Without the pictures, return all of the material exactly as written.

++++ Material for the task

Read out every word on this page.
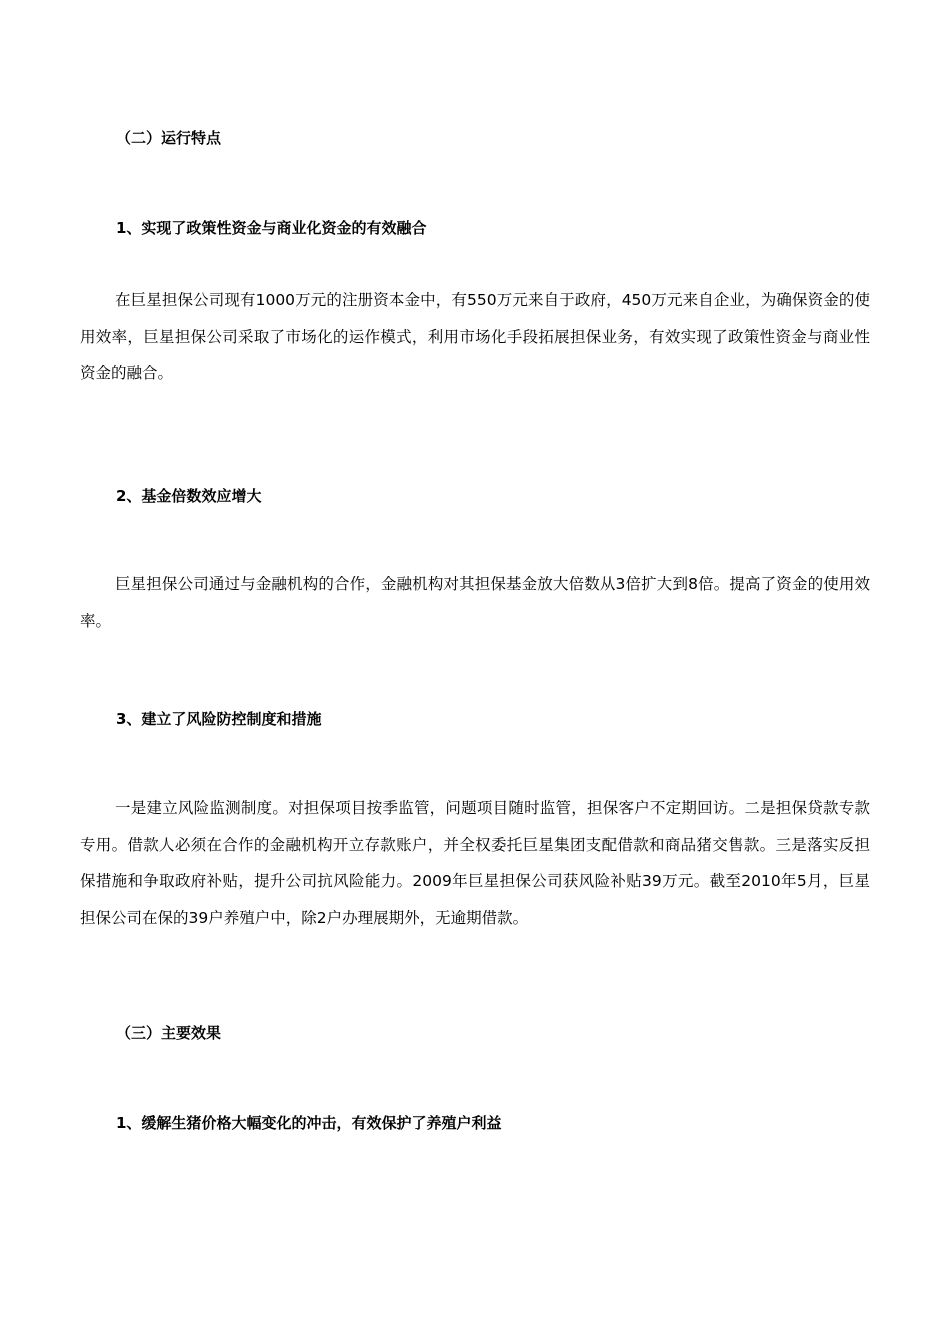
（二）运行特点
1、实现了政策性资金与商业化资金的有效融合

在巨星担保公司现有1000万元的注册资本金中，有550万元来自于政府，450万元来自企业，为确保资金的使用效率，巨星担保公司采取了市场化的运作模式，利用市场化手段拓展担保业务，有效实现了政策性资金与商业性资金的融合。

2、基金倍数效应增大

巨星担保公司通过与金融机构的合作，金融机构对其担保基金放大倍数从3倍扩大到8倍。提高了资金的使用效率。

3、建立了风险防控制度和措施

一是建立风险监测制度。对担保项目按季监管，问题项目随时监管，担保客户不定期回访。二是担保贷款专款专用。借款人必须在合作的金融机构开立存款账户，并全权委托巨星集团支配借款和商品猪交售款。三是落实反担保措施和争取政府补贴，提升公司抗风险能力。2009年巨星担保公司获风险补贴39万元。截至2010年5月，巨星担保公司在保的39户养殖户中，除2户办理展期外，无逾期借款。

（三）主要效果
1、缓解生猪价格大幅变化的冲击，有效保护了养殖户利益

++++++++

- **Output for this task**:
Read out every word on this page.
（二）运行特点
1、实现了政策性资金与商业化资金的有效融合

在巨星担保公司现有1000万元的注册资本金中，有550万元来自于政府，450万元来自企业，为确保资金的使用效率，巨星担保公司采取了市场化的运作模式，利用市场化手段拓展担保业务，有效实现了政策性资金与商业性资金的融合。

2、基金倍数效应增大

巨星担保公司通过与金融机构的合作，金融机构对其担保基金放大倍数从3倍扩大到8倍。提高了资金的使用效率。

3、建立了风险防控制度和措施

一是建立风险监测制度。对担保项目按季监管，问题项目随时监管，担保客户不定期回访。二是担保贷款专款专用。借款人必须在合作的金融机构开立存款账户，并全权委托巨星集团支配借款和商品猪交售款。三是落实反担保措施和争取政府补贴，提升公司抗风险能力。2009年巨星担保公司获风险补贴39万元。截至2010年5月，巨星担保公司在保的39户养殖户中，除2户办理展期外，无逾期借款。

（三）主要效果
1、缓解生猪价格大幅变化的冲击，有效保护了养殖户利益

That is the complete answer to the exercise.